Search the records below for the word "RectBox". Pull out each line that has it.

(Extracted records)

|---|

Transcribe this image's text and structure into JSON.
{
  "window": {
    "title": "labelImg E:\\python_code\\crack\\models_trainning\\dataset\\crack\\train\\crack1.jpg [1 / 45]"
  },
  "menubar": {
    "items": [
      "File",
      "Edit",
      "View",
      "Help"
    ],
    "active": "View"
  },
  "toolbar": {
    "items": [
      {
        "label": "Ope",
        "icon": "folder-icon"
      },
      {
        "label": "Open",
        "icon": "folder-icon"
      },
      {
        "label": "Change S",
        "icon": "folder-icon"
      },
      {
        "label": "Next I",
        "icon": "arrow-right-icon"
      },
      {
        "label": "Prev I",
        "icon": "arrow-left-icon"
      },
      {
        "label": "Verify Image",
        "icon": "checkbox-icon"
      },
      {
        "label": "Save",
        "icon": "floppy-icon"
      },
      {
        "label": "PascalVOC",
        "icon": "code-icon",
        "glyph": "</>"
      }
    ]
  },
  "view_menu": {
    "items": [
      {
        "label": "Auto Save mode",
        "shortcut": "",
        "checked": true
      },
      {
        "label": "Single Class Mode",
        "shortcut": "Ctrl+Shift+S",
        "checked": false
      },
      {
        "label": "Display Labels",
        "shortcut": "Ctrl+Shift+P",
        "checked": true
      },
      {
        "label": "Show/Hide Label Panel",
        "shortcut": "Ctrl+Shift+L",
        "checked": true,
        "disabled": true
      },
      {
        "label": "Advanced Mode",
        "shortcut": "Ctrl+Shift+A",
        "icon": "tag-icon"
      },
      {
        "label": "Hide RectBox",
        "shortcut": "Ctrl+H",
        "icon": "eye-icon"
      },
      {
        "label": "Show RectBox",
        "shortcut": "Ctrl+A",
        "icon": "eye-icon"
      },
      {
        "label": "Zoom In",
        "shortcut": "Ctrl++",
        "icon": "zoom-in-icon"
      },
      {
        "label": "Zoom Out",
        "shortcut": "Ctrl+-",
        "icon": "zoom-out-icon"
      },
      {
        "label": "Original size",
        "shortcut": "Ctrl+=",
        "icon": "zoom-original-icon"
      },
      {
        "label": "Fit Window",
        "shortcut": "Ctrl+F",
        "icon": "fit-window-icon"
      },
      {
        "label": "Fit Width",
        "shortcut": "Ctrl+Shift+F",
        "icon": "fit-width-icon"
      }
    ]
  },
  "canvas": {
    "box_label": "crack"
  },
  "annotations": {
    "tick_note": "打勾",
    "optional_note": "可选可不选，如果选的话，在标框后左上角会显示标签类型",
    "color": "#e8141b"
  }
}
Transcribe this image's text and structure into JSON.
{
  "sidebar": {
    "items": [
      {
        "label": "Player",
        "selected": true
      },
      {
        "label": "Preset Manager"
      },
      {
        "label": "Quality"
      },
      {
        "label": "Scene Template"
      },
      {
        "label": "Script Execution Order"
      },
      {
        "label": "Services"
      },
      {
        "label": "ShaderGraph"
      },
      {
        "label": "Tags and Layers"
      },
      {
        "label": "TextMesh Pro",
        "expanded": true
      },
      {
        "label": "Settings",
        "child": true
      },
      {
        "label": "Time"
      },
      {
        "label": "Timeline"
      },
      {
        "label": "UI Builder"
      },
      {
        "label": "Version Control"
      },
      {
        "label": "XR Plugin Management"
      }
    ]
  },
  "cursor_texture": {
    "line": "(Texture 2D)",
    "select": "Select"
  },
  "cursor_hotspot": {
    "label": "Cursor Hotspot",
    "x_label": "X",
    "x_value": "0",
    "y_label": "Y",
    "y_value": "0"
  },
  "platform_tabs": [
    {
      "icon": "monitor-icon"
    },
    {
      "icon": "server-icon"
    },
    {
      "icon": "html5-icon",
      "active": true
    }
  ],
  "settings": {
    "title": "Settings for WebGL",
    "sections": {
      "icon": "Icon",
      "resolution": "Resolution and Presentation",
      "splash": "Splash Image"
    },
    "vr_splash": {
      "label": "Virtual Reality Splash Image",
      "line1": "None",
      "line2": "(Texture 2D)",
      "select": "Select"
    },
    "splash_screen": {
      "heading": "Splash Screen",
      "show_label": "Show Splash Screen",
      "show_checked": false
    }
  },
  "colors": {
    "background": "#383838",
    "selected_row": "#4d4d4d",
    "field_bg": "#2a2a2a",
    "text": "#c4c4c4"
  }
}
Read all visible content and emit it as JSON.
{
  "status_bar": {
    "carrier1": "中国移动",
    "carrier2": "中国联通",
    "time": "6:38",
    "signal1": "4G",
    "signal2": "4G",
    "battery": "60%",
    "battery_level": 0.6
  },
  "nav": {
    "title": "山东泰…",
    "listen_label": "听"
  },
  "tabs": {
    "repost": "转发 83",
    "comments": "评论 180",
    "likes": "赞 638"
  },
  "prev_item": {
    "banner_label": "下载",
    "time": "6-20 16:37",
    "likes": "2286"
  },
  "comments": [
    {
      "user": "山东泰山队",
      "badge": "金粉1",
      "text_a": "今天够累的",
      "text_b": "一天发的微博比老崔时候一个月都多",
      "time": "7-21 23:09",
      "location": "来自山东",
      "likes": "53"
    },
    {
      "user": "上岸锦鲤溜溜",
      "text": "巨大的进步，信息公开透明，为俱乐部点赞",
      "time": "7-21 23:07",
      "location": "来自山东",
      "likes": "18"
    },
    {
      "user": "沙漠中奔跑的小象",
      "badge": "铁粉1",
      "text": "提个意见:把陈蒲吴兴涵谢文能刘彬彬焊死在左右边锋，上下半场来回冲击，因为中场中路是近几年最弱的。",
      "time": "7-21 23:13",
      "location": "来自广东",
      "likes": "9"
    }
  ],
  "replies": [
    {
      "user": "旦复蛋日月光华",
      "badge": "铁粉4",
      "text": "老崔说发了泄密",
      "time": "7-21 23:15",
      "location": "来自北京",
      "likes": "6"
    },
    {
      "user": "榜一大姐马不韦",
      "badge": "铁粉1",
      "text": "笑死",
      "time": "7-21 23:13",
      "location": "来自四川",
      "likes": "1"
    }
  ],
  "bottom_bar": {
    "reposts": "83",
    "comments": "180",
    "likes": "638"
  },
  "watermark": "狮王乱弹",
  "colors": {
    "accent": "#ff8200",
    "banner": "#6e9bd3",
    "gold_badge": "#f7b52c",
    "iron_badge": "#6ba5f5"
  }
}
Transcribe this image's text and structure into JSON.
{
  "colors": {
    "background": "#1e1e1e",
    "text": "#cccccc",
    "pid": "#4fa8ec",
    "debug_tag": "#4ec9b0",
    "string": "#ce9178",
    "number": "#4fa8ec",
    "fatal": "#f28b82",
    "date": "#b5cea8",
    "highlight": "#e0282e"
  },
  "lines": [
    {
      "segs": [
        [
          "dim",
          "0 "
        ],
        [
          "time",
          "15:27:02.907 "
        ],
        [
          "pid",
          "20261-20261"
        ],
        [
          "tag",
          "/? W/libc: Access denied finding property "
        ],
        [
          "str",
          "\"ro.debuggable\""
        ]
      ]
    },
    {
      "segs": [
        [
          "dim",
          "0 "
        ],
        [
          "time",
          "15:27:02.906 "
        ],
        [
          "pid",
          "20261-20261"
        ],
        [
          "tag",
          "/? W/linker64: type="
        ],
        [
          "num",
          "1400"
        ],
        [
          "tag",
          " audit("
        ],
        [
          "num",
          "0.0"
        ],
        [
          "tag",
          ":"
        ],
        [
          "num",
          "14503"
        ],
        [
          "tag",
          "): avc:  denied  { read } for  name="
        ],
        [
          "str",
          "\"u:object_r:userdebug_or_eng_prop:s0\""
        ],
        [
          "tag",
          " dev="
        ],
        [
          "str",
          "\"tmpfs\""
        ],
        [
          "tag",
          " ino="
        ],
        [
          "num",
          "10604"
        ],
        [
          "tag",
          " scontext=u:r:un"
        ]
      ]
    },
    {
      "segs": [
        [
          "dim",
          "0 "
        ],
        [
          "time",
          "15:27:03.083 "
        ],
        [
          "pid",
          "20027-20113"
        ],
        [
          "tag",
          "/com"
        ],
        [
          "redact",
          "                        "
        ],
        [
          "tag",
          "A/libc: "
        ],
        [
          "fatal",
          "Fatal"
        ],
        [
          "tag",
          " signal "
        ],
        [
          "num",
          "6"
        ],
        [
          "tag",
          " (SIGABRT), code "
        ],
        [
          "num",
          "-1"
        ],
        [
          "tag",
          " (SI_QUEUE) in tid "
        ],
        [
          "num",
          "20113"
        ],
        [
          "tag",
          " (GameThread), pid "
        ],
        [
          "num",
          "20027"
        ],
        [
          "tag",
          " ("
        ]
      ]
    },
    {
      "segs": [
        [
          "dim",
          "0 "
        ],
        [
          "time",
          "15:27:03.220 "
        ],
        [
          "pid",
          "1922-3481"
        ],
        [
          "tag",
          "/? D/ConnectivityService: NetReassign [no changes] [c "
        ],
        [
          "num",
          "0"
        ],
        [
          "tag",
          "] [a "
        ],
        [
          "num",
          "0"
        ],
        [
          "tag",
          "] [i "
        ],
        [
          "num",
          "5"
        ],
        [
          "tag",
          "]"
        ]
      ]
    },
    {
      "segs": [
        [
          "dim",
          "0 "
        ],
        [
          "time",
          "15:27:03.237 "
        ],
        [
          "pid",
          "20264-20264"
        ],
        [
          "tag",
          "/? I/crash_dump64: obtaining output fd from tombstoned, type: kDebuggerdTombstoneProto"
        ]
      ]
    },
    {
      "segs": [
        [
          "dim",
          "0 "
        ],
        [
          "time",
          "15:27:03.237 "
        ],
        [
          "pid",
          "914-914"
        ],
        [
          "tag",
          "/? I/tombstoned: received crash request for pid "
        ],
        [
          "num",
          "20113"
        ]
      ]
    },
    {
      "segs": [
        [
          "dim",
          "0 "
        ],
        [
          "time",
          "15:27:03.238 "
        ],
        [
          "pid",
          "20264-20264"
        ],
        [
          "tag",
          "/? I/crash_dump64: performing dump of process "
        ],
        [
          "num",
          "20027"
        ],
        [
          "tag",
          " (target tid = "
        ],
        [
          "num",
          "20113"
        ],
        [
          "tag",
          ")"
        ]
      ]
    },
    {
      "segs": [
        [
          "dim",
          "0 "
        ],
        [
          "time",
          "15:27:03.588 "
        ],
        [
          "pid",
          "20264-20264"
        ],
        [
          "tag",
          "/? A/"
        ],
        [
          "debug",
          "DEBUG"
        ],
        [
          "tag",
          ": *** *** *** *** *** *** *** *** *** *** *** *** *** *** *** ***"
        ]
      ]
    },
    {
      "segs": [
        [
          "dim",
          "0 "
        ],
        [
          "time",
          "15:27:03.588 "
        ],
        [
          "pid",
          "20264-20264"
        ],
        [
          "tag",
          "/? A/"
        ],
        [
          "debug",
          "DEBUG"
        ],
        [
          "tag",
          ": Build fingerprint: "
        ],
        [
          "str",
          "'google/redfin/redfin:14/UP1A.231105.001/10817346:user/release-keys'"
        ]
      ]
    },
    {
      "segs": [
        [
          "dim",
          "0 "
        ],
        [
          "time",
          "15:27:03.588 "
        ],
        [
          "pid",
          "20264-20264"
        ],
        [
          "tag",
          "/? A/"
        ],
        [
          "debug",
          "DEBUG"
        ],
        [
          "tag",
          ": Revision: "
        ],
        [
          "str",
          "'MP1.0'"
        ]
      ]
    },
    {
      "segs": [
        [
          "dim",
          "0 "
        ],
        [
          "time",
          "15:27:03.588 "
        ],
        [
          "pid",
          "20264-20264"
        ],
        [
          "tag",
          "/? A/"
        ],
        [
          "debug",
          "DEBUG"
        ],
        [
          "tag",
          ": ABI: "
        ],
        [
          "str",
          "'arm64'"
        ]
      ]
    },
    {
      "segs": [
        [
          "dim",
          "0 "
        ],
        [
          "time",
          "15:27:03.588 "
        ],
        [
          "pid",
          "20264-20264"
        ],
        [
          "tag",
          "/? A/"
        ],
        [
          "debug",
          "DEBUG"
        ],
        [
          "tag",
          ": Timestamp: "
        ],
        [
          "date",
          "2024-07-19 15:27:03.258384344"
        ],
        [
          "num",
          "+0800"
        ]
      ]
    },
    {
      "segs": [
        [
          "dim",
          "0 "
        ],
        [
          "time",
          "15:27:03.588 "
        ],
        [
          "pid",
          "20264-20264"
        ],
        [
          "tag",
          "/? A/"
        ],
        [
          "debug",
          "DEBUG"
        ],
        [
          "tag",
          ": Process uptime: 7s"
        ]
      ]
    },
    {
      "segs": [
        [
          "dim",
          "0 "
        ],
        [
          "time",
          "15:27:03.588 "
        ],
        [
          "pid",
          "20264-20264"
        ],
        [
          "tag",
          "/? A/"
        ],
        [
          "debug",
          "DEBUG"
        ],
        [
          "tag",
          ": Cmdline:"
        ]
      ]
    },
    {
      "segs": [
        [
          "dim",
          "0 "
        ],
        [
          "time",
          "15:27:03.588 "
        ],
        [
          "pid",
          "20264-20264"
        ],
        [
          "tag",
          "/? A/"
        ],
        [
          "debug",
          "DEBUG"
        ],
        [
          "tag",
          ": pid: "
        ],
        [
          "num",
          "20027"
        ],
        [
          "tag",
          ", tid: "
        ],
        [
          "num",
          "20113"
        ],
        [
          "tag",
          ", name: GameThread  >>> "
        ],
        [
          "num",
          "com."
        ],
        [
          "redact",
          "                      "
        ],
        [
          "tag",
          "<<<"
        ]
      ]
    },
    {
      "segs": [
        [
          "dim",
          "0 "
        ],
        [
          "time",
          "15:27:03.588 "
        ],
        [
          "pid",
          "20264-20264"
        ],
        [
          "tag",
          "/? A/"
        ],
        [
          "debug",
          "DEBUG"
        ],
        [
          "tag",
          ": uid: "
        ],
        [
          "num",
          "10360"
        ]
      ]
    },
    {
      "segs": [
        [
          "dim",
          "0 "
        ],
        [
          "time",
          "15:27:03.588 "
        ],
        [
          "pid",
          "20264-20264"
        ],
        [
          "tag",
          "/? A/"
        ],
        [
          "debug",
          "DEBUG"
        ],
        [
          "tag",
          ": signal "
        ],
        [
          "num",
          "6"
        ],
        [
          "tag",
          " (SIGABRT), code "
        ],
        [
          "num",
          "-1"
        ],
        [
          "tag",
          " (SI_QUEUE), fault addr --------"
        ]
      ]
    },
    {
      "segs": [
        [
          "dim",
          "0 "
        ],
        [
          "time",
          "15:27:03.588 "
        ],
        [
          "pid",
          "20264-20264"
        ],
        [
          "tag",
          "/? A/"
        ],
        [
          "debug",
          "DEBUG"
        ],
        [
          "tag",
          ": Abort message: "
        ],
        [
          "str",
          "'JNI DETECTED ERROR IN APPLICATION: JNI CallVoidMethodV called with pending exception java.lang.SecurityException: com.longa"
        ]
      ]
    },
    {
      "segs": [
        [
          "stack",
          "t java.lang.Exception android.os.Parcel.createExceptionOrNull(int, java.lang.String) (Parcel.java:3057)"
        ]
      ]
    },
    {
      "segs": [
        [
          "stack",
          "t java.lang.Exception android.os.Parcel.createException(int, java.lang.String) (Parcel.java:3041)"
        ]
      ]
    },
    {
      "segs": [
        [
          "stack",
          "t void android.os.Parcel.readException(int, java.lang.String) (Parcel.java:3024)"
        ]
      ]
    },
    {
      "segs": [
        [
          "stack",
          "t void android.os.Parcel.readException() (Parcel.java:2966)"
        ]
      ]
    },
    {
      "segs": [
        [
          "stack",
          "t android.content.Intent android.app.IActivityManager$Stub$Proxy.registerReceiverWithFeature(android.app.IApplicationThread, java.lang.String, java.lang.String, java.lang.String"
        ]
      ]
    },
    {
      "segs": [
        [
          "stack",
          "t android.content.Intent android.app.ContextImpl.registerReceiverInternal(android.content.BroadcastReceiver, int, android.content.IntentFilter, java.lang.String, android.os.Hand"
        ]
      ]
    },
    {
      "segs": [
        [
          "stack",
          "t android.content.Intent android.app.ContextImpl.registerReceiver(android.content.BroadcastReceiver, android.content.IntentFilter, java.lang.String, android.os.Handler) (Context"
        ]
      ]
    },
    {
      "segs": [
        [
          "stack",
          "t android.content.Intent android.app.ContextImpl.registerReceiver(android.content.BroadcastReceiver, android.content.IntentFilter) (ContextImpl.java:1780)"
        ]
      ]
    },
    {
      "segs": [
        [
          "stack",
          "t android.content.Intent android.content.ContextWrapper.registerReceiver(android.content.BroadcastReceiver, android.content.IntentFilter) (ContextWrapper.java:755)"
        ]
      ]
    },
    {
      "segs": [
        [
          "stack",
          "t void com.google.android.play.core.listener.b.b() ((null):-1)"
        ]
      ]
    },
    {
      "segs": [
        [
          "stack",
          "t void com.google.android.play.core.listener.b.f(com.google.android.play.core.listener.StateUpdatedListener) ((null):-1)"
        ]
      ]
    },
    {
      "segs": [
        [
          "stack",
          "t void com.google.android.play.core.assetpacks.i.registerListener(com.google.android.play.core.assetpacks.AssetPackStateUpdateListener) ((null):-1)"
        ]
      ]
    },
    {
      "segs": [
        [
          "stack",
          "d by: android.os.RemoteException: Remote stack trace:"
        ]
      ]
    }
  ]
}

|---|

* Output for this exercise
        "label": "Hide RectBox",
        "label": "Show RectBox",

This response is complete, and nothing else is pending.